*WHAT IS EXPECTED*
All entries below need to be written out exactly, but without their pictures.

*SUPPLIED ENTRIES*
----------
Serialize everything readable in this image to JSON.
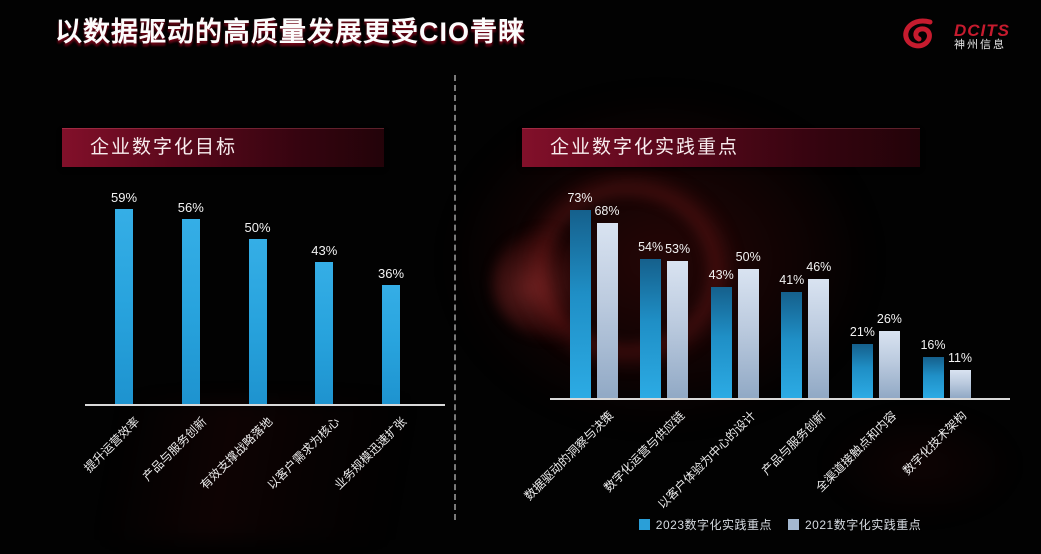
{
  "title": "以数据驱动的高质量发展更受CIO青睐",
  "logo": {
    "brand": "DCITS",
    "company": "神州信息",
    "color": "#c61b2e"
  },
  "colors": {
    "series_2023": "#2aa3dc",
    "series_2021": "#a9bdd4",
    "banner": "#6b0a20",
    "background": "#020202",
    "axis": "#d9d9d9"
  },
  "legend": [
    {
      "label": "2023数字化实践重点",
      "color": "#2a9fd8"
    },
    {
      "label": "2021数字化实践重点",
      "color": "#a4b8d0"
    }
  ],
  "chart_data": [
    {
      "type": "bar",
      "title": "企业数字化目标",
      "categories": [
        "提升运营效率",
        "产品与服务创新",
        "有效支撑战略落地",
        "以客户需求为核心",
        "业务规模迅速扩张"
      ],
      "values": [
        59,
        56,
        50,
        43,
        36
      ],
      "unit": "%",
      "xlabel": "",
      "ylabel": "",
      "ylim": [
        0,
        65
      ],
      "grid": false,
      "value_labels": true,
      "category_label_rotation": -45
    },
    {
      "type": "bar",
      "title": "企业数字化实践重点",
      "categories": [
        "数据驱动的洞察与决策",
        "数字化运营与供应链",
        "以客户体验为中心的设计",
        "产品与服务创新",
        "全渠道接触点和内容",
        "数字化技术架构"
      ],
      "series": [
        {
          "name": "2023数字化实践重点",
          "values": [
            73,
            54,
            43,
            41,
            21,
            16
          ]
        },
        {
          "name": "2021数字化实践重点",
          "values": [
            68,
            53,
            50,
            46,
            26,
            11
          ]
        }
      ],
      "unit": "%",
      "xlabel": "",
      "ylabel": "",
      "ylim": [
        0,
        80
      ],
      "grid": false,
      "value_labels": true,
      "category_label_rotation": -45,
      "legend_position": "bottom"
    }
  ]
}
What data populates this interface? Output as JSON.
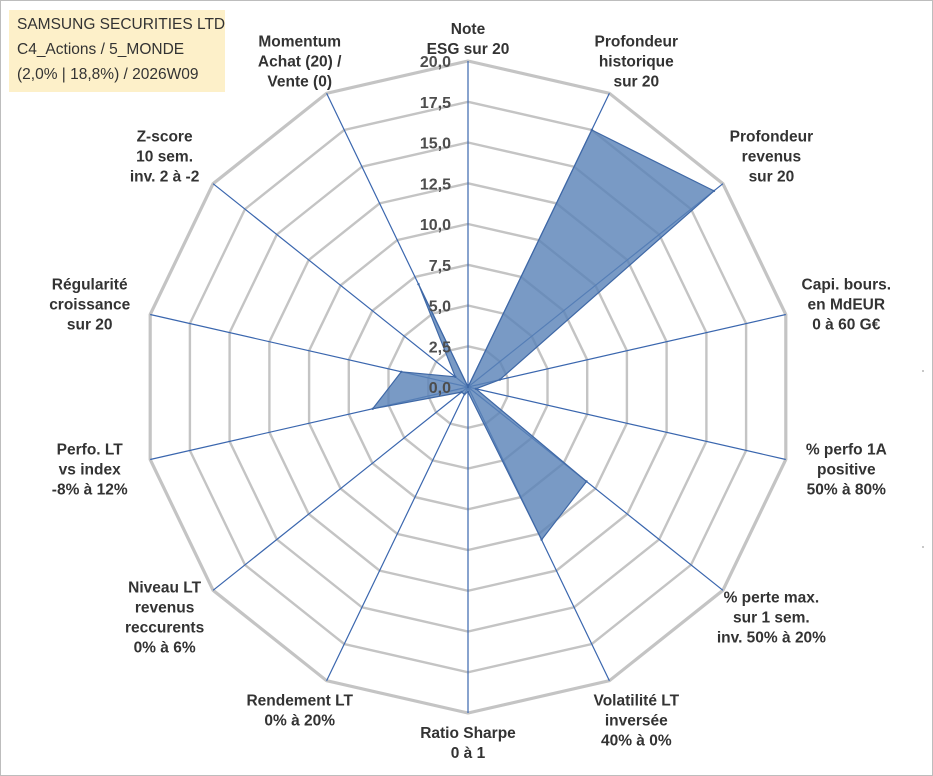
{
  "title": {
    "company": "SAMSUNG SECURITIES LTD",
    "category": "C4_Actions / 5_MONDE",
    "subtitle": "(2,0% | 18,8%) / 2026W09"
  },
  "colors": {
    "fill": "#5b84b8",
    "stroke": "#3f68a6",
    "spoke": "#3a66ae",
    "grid": "#c4c4c4",
    "title_bg": "#fdf0c9"
  },
  "chart_data": {
    "type": "radar",
    "title": "SAMSUNG SECURITIES LTD",
    "rlim": [
      0,
      20
    ],
    "tick_labels": [
      "0,0",
      "2,5",
      "5,0",
      "7,5",
      "10,0",
      "12,5",
      "15,0",
      "17,5",
      "20,0"
    ],
    "ticks": [
      0,
      2.5,
      5,
      7.5,
      10,
      12.5,
      15,
      17.5,
      20
    ],
    "grid": true,
    "legend": "none",
    "axes": [
      {
        "lines": [
          "Note",
          "ESG sur 20"
        ],
        "value": 0
      },
      {
        "lines": [
          "Profondeur",
          "historique",
          "sur 20"
        ],
        "value": 17.5
      },
      {
        "lines": [
          "Profondeur",
          "revenus",
          "sur 20"
        ],
        "value": 19.3
      },
      {
        "lines": [
          "Capi. bours.",
          "en MdEUR",
          "0 à 60 G€"
        ],
        "value": 2.0
      },
      {
        "lines": [
          "% perfo 1A",
          "positive",
          "50% à 80%"
        ],
        "value": 0.5
      },
      {
        "lines": [
          "% perte max.",
          "sur 1 sem.",
          "inv. 50% à 20%"
        ],
        "value": 9.3
      },
      {
        "lines": [
          "Volatilité LT",
          "inversée",
          "40% à 0%"
        ],
        "value": 10.4
      },
      {
        "lines": [
          "Ratio Sharpe",
          "0 à 1"
        ],
        "value": 0.3
      },
      {
        "lines": [
          "Rendement LT",
          "0% à 20%"
        ],
        "value": 0.5
      },
      {
        "lines": [
          "Niveau LT",
          "revenus",
          "reccurents",
          "0% à 6%"
        ],
        "value": 0.5
      },
      {
        "lines": [
          "Perfo. LT",
          "vs index",
          "-8% à 12%"
        ],
        "value": 6.0
      },
      {
        "lines": [
          "Régularité",
          "croissance",
          "sur 20"
        ],
        "value": 4.2
      },
      {
        "lines": [
          "Z-score",
          "10 sem.",
          "inv. 2 à -2"
        ],
        "value": 1.0
      },
      {
        "lines": [
          "Momentum",
          "Achat (20) /",
          "Vente (0)"
        ],
        "value": 7.0
      }
    ],
    "series": [
      {
        "values": [
          0,
          17.5,
          19.3,
          2.0,
          0.5,
          9.3,
          10.4,
          0.3,
          0.5,
          0.5,
          6.0,
          4.2,
          1.0,
          7.0
        ]
      }
    ]
  }
}
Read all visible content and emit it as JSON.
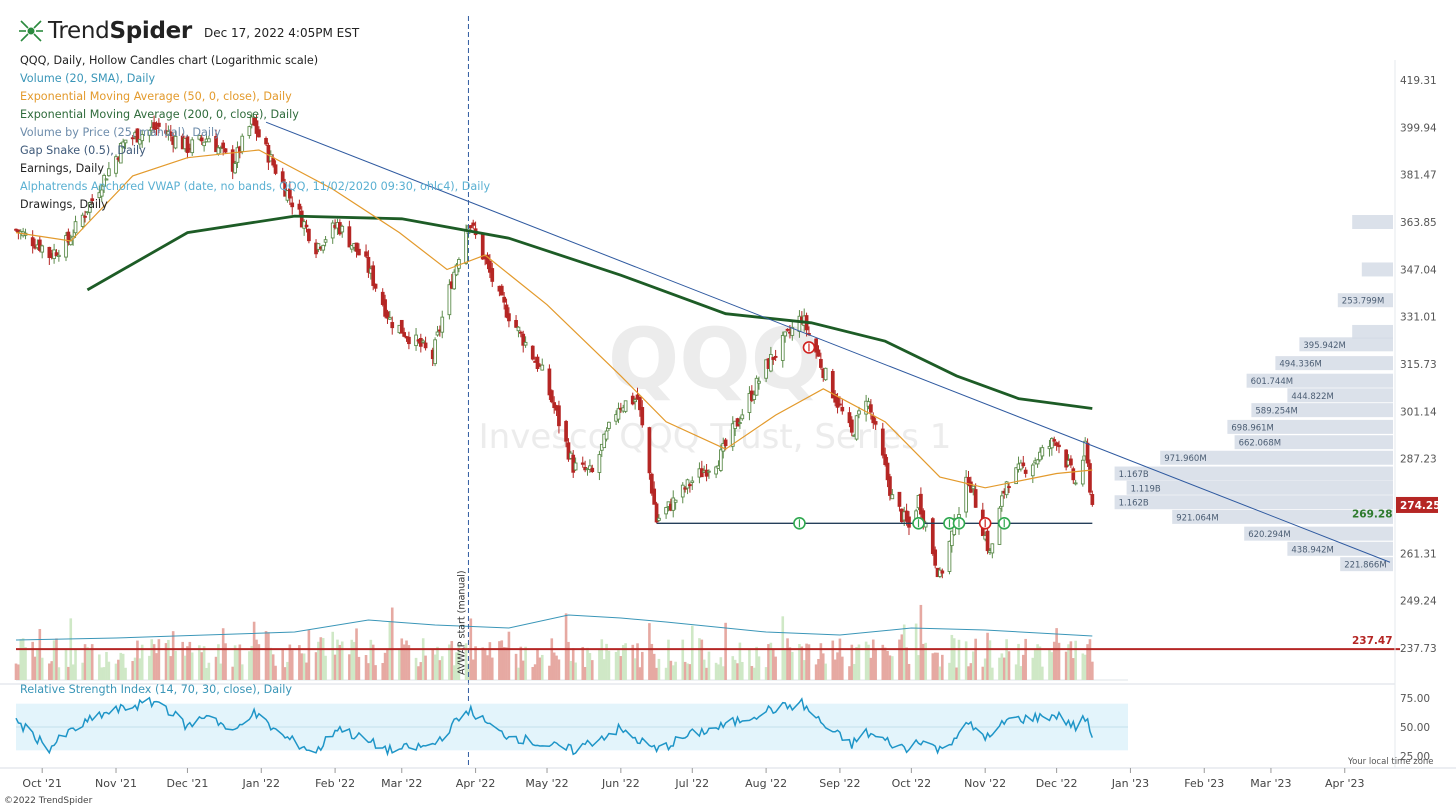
----------
*RESULT OF THIS EXERCISE*
Serialize everything readable in this image to JSON.
{
  "title": "以数据驱动的高质量发展更受CIO青睐",
  "logo": {
    "brand": "DCITS",
    "company": "神州信息",
    "color": "#c61b2e"
  },
  "colors": {
    "series_2023": "#2aa3dc",
    "series_2021": "#a9bdd4",
    "banner": "#6b0a20",
    "background": "#020202",
    "axis": "#d9d9d9"
  },
  "legend": [
    {
      "label": "2023数字化实践重点",
      "color": "#2a9fd8"
    },
    {
      "label": "2021数字化实践重点",
      "color": "#a4b8d0"
    }
  ],
  "chart_data": [
    {
      "type": "bar",
      "title": "企业数字化目标",
      "categories": [
        "提升运营效率",
        "产品与服务创新",
        "有效支撑战略落地",
        "以客户需求为核心",
        "业务规模迅速扩张"
      ],
      "values": [
        59,
        56,
        50,
        43,
        36
      ],
      "unit": "%",
      "xlabel": "",
      "ylabel": "",
      "ylim": [
        0,
        65
      ],
      "grid": false,
      "value_labels": true,
      "category_label_rotation": -45
    },
    {
      "type": "bar",
      "title": "企业数字化实践重点",
      "categories": [
        "数据驱动的洞察与决策",
        "数字化运营与供应链",
        "以客户体验为中心的设计",
        "产品与服务创新",
        "全渠道接触点和内容",
        "数字化技术架构"
      ],
      "series": [
        {
          "name": "2023数字化实践重点",
          "values": [
            73,
            54,
            43,
            41,
            21,
            16
          ]
        },
        {
          "name": "2021数字化实践重点",
          "values": [
            68,
            53,
            50,
            46,
            26,
            11
          ]
        }
      ],
      "unit": "%",
      "xlabel": "",
      "ylabel": "",
      "ylim": [
        0,
        80
      ],
      "grid": false,
      "value_labels": true,
      "category_label_rotation": -45,
      "legend_position": "bottom"
    }
  ]
}
What data populates this interface? Output as JSON.
{
  "title": {
    "company": "SAMSUNG SECURITIES LTD",
    "category": "C4_Actions / 5_MONDE",
    "subtitle": "(2,0% | 18,8%) / 2026W09"
  },
  "colors": {
    "fill": "#5b84b8",
    "stroke": "#3f68a6",
    "spoke": "#3a66ae",
    "grid": "#c4c4c4",
    "title_bg": "#fdf0c9"
  },
  "chart_data": {
    "type": "radar",
    "title": "SAMSUNG SECURITIES LTD",
    "rlim": [
      0,
      20
    ],
    "tick_labels": [
      "0,0",
      "2,5",
      "5,0",
      "7,5",
      "10,0",
      "12,5",
      "15,0",
      "17,5",
      "20,0"
    ],
    "ticks": [
      0,
      2.5,
      5,
      7.5,
      10,
      12.5,
      15,
      17.5,
      20
    ],
    "grid": true,
    "legend": "none",
    "axes": [
      {
        "lines": [
          "Note",
          "ESG sur 20"
        ],
        "value": 0
      },
      {
        "lines": [
          "Profondeur",
          "historique",
          "sur 20"
        ],
        "value": 17.5
      },
      {
        "lines": [
          "Profondeur",
          "revenus",
          "sur 20"
        ],
        "value": 19.3
      },
      {
        "lines": [
          "Capi. bours.",
          "en MdEUR",
          "0 à 60 G€"
        ],
        "value": 2.0
      },
      {
        "lines": [
          "% perfo 1A",
          "positive",
          "50% à 80%"
        ],
        "value": 0.5
      },
      {
        "lines": [
          "% perte max.",
          "sur 1 sem.",
          "inv. 50% à 20%"
        ],
        "value": 9.3
      },
      {
        "lines": [
          "Volatilité LT",
          "inversée",
          "40% à 0%"
        ],
        "value": 10.4
      },
      {
        "lines": [
          "Ratio Sharpe",
          "0 à 1"
        ],
        "value": 0.3
      },
      {
        "lines": [
          "Rendement LT",
          "0% à 20%"
        ],
        "value": 0.5
      },
      {
        "lines": [
          "Niveau LT",
          "revenus",
          "reccurents",
          "0% à 6%"
        ],
        "value": 0.5
      },
      {
        "lines": [
          "Perfo. LT",
          "vs index",
          "-8% à 12%"
        ],
        "value": 6.0
      },
      {
        "lines": [
          "Régularité",
          "croissance",
          "sur 20"
        ],
        "value": 4.2
      },
      {
        "lines": [
          "Z-score",
          "10 sem.",
          "inv. 2 à -2"
        ],
        "value": 1.0
      },
      {
        "lines": [
          "Momentum",
          "Achat (20) /",
          "Vente (0)"
        ],
        "value": 7.0
      }
    ],
    "series": [
      {
        "values": [
          0,
          17.5,
          19.3,
          2.0,
          0.5,
          9.3,
          10.4,
          0.3,
          0.5,
          0.5,
          6.0,
          4.2,
          1.0,
          7.0
        ]
      }
    ]
  }
}
Read all visible content and emit it as JSON.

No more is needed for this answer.